_Dataset records:_
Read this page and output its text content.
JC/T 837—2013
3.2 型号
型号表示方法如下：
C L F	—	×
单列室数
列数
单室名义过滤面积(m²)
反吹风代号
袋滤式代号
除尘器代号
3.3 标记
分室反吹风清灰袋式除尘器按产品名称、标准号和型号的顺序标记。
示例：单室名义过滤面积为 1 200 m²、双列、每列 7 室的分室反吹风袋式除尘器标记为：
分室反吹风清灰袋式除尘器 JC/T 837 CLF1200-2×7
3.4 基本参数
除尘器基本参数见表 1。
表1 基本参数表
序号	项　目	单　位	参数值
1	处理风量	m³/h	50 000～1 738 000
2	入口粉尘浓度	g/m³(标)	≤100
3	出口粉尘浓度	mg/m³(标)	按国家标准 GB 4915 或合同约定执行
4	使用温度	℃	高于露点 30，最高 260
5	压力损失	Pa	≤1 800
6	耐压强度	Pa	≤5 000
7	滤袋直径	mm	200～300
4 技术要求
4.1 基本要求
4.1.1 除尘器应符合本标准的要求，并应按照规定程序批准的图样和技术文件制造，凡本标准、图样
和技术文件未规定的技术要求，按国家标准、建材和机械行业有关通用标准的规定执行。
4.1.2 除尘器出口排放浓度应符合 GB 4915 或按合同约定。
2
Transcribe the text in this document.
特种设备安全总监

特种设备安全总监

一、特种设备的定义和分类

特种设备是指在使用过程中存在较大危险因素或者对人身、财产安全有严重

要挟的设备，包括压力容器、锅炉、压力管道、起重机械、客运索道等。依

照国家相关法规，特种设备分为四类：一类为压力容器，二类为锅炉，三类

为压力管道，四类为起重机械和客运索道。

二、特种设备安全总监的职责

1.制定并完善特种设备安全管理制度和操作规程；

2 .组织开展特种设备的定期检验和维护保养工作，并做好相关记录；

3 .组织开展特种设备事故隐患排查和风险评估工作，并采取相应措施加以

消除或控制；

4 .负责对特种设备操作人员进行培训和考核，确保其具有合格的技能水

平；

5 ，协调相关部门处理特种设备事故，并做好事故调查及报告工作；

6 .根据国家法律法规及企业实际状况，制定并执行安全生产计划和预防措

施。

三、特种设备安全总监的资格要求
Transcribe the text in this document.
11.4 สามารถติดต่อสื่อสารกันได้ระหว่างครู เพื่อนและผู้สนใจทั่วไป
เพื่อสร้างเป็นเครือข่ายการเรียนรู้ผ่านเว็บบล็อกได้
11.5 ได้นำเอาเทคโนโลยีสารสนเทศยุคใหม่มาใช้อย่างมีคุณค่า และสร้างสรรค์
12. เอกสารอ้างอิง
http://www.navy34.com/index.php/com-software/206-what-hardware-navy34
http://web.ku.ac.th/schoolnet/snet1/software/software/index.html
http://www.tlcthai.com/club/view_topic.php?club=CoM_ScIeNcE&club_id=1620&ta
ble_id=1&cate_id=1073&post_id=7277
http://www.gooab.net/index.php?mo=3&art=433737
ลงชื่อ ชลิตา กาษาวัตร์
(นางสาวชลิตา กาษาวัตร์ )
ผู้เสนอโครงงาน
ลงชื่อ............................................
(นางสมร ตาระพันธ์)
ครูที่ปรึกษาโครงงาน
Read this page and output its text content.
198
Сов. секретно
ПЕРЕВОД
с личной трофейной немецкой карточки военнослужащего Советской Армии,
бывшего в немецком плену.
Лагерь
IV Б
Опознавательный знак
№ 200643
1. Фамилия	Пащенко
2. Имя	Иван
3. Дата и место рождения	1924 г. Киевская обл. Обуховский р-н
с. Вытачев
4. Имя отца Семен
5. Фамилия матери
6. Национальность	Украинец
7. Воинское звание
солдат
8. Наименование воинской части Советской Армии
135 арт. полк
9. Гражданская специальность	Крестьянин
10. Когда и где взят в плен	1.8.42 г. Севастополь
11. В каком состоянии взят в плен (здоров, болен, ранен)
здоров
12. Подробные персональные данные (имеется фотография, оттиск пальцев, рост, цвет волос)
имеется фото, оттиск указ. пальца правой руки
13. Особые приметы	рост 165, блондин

_What the task asks:_
Give back the whole listing exactly as it reads.

_Response below:_
Read this page and output its text content.
JC/T 837—2013
3.2 型号
型号表示方法如下：
C L F	—	×
单列室数
列数
单室名义过滤面积(m²)
反吹风代号
袋滤式代号
除尘器代号
3.3 标记
分室反吹风清灰袋式除尘器按产品名称、标准号和型号的顺序标记。
示例：单室名义过滤面积为 1 200 m²、双列、每列 7 室的分室反吹风袋式除尘器标记为：
分室反吹风清灰袋式除尘器 JC/T 837 CLF1200-2×7
3.4 基本参数
除尘器基本参数见表 1。
表1 基本参数表
序号	项　目	单　位	参数值
1	处理风量	m³/h	50 000～1 738 000
2	入口粉尘浓度	g/m³(标)	≤100
3	出口粉尘浓度	mg/m³(标)	按国家标准 GB 4915 或合同约定执行
4	使用温度	℃	高于露点 30，最高 260
5	压力损失	Pa	≤1 800
6	耐压强度	Pa	≤5 000
7	滤袋直径	mm	200～300
4 技术要求
4.1 基本要求
4.1.1 除尘器应符合本标准的要求，并应按照规定程序批准的图样和技术文件制造，凡本标准、图样
和技术文件未规定的技术要求，按国家标准、建材和机械行业有关通用标准的规定执行。
4.1.2 除尘器出口排放浓度应符合 GB 4915 或按合同约定。
2
Transcribe the text in this document.
特种设备安全总监

特种设备安全总监

一、特种设备的定义和分类

特种设备是指在使用过程中存在较大危险因素或者对人身、财产安全有严重

要挟的设备，包括压力容器、锅炉、压力管道、起重机械、客运索道等。依

照国家相关法规，特种设备分为四类：一类为压力容器，二类为锅炉，三类

为压力管道，四类为起重机械和客运索道。

二、特种设备安全总监的职责

1.制定并完善特种设备安全管理制度和操作规程；

2 .组织开展特种设备的定期检验和维护保养工作，并做好相关记录；

3 .组织开展特种设备事故隐患排查和风险评估工作，并采取相应措施加以

消除或控制；

4 .负责对特种设备操作人员进行培训和考核，确保其具有合格的技能水

平；

5 ，协调相关部门处理特种设备事故，并做好事故调查及报告工作；

6 .根据国家法律法规及企业实际状况，制定并执行安全生产计划和预防措

施。

三、特种设备安全总监的资格要求
Transcribe the text in this document.
11.4 สามารถติดต่อสื่อสารกันได้ระหว่างครู เพื่อนและผู้สนใจทั่วไป
เพื่อสร้างเป็นเครือข่ายการเรียนรู้ผ่านเว็บบล็อกได้
11.5 ได้นำเอาเทคโนโลยีสารสนเทศยุคใหม่มาใช้อย่างมีคุณค่า และสร้างสรรค์
12. เอกสารอ้างอิง
http://www.navy34.com/index.php/com-software/206-what-hardware-navy34
http://web.ku.ac.th/schoolnet/snet1/software/software/index.html
http://www.tlcthai.com/club/view_topic.php?club=CoM_ScIeNcE&club_id=1620&ta
ble_id=1&cate_id=1073&post_id=7277
http://www.gooab.net/index.php?mo=3&art=433737
ลงชื่อ ชลิตา กาษาวัตร์
(นางสาวชลิตา กาษาวัตร์ )
ผู้เสนอโครงงาน
ลงชื่อ............................................
(นางสมร ตาระพันธ์)
ครูที่ปรึกษาโครงงาน
Read this page and output its text content.
198
Сов. секретно
ПЕРЕВОД
с личной трофейной немецкой карточки военнослужащего Советской Армии,
бывшего в немецком плену.
Лагерь
IV Б
Опознавательный знак
№ 200643
1. Фамилия	Пащенко
2. Имя	Иван
3. Дата и место рождения	1924 г. Киевская обл. Обуховский р-н
с. Вытачев
4. Имя отца Семен
5. Фамилия матери
6. Национальность	Украинец
7. Воинское звание
солдат
8. Наименование воинской части Советской Армии
135 арт. полк
9. Гражданская специальность	Крестьянин
10. Когда и где взят в плен	1.8.42 г. Севастополь
11. В каком состоянии взят в плен (здоров, болен, ранен)
здоров
12. Подробные персональные данные (имеется фотография, оттиск пальцев, рост, цвет волос)
имеется фото, оттиск указ. пальца правой руки
13. Особые приметы	рост 165, блондин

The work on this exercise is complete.